Write out the full set of records exactly. Any pictures in them do not belong in the copy.

****

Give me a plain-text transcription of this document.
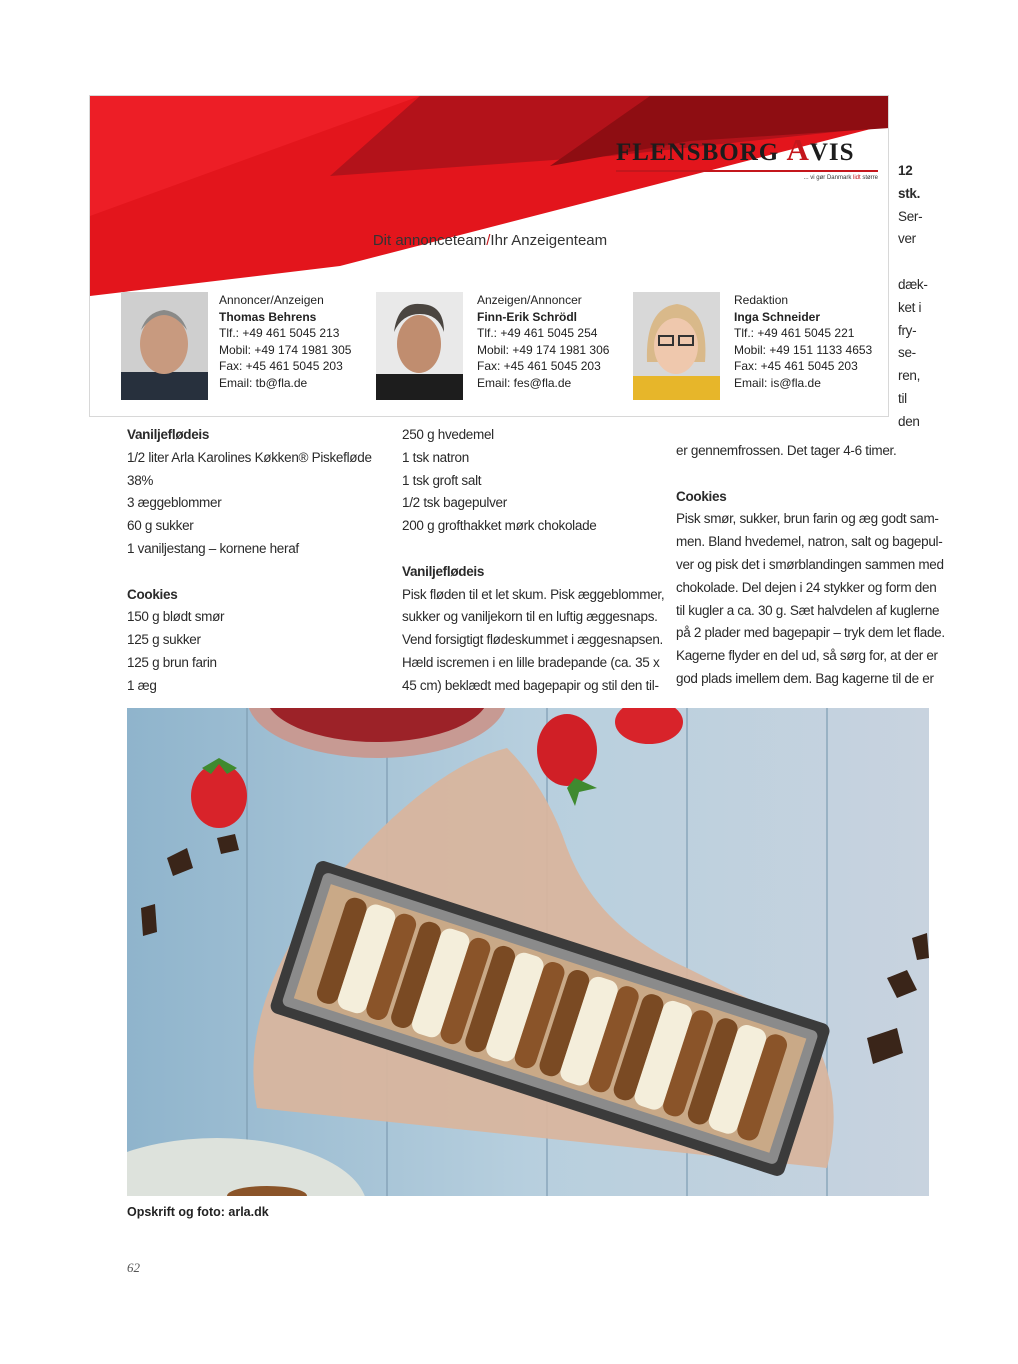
FLENSBORG AVIS
... vi gør Danmark lidt større
Dit annonceteam/Ihr Anzeigenteam
Annoncer/Anzeigen
Thomas Behrens
Tlf.: +49 461 5045 213
Mobil: +49 174 1981 305
Fax: +45 461 5045 203
Email: tb@fla.de
Anzeigen/Annoncer
Finn-Erik Schrödl
Tlf.: +49 461 5045 254
Mobil: +49 174 1981 306
Fax: +45 461 5045 203
Email: fes@fla.de
Redaktion
Inga Schneider
Tlf.: +49 461 5045 221
Mobil: +49 151 1133 4653
Fax: +45 461 5045 203
Email: is@fla.de
12
stk.
Ser-
ver
dæk-
ket i
fry-
se-
ren,
til
den
Vaniljeflødeis
1/2 liter Arla Karolines Køkken® Piskefløde
38%
3 æggeblommer
60 g sukker
1 vaniljestang – kornene heraf
Cookies
150 g blødt smør
125 g sukker
125 g brun farin
1 æg
250 g hvedemel
1 tsk natron
1 tsk groft salt
1/2 tsk bagepulver
200 g grofthakket mørk chokolade
Vaniljeflødeis
Pisk fløden til et let skum. Pisk æggeblommer,
sukker og vaniljekorn til en luftig æggesnaps.
Vend forsigtigt flødeskummet i æggesnapsen.
Hæld iscremen i en lille bradepande (ca. 35 x
45 cm) beklædt med bagepapir og stil den til-
er gennemfrossen. Det tager 4-6 timer.
Cookies
Pisk smør, sukker, brun farin og æg godt sam-
men. Bland hvedemel, natron, salt og bagepul-
ver og pisk det i smørblandingen sammen med
chokolade. Del dejen i 24 stykker og form den
til kugler a ca. 30 g. Sæt halvdelen af kuglerne
på 2 plader med bagepapir – tryk dem let flade.
Kagerne flyder en del ud, så sørg for, at der er
god plads imellem dem. Bag kagerne til de er
Opskrift og foto: arla.dk
62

****

__Exercise response__.
Give me a plain-text transcription of this document.
FLENSBORG AVIS
... vi gør Danmark lidt større
Dit annonceteam/Ihr Anzeigenteam
Annoncer/Anzeigen
Thomas Behrens
Tlf.: +49 461 5045 213
Mobil: +49 174 1981 305
Fax: +45 461 5045 203
Email: tb@fla.de
Anzeigen/Annoncer
Finn-Erik Schrödl
Tlf.: +49 461 5045 254
Mobil: +49 174 1981 306
Fax: +45 461 5045 203
Email: fes@fla.de
Redaktion
Inga Schneider
Tlf.: +49 461 5045 221
Mobil: +49 151 1133 4653
Fax: +45 461 5045 203
Email: is@fla.de
12
stk.
Ser-
ver
dæk-
ket i
fry-
se-
ren,
til
den
Vaniljeflødeis
1/2 liter Arla Karolines Køkken® Piskefløde
38%
3 æggeblommer
60 g sukker
1 vaniljestang – kornene heraf
Cookies
150 g blødt smør
125 g sukker
125 g brun farin
1 æg
250 g hvedemel
1 tsk natron
1 tsk groft salt
1/2 tsk bagepulver
200 g grofthakket mørk chokolade
Vaniljeflødeis
Pisk fløden til et let skum. Pisk æggeblommer,
sukker og vaniljekorn til en luftig æggesnaps.
Vend forsigtigt flødeskummet i æggesnapsen.
Hæld iscremen i en lille bradepande (ca. 35 x
45 cm) beklædt med bagepapir og stil den til-
er gennemfrossen. Det tager 4-6 timer.
Cookies
Pisk smør, sukker, brun farin og æg godt sam-
men. Bland hvedemel, natron, salt og bagepul-
ver og pisk det i smørblandingen sammen med
chokolade. Del dejen i 24 stykker og form den
til kugler a ca. 30 g. Sæt halvdelen af kuglerne
på 2 plader med bagepapir – tryk dem let flade.
Kagerne flyder en del ud, så sørg for, at der er
god plads imellem dem. Bag kagerne til de er
Opskrift og foto: arla.dk
62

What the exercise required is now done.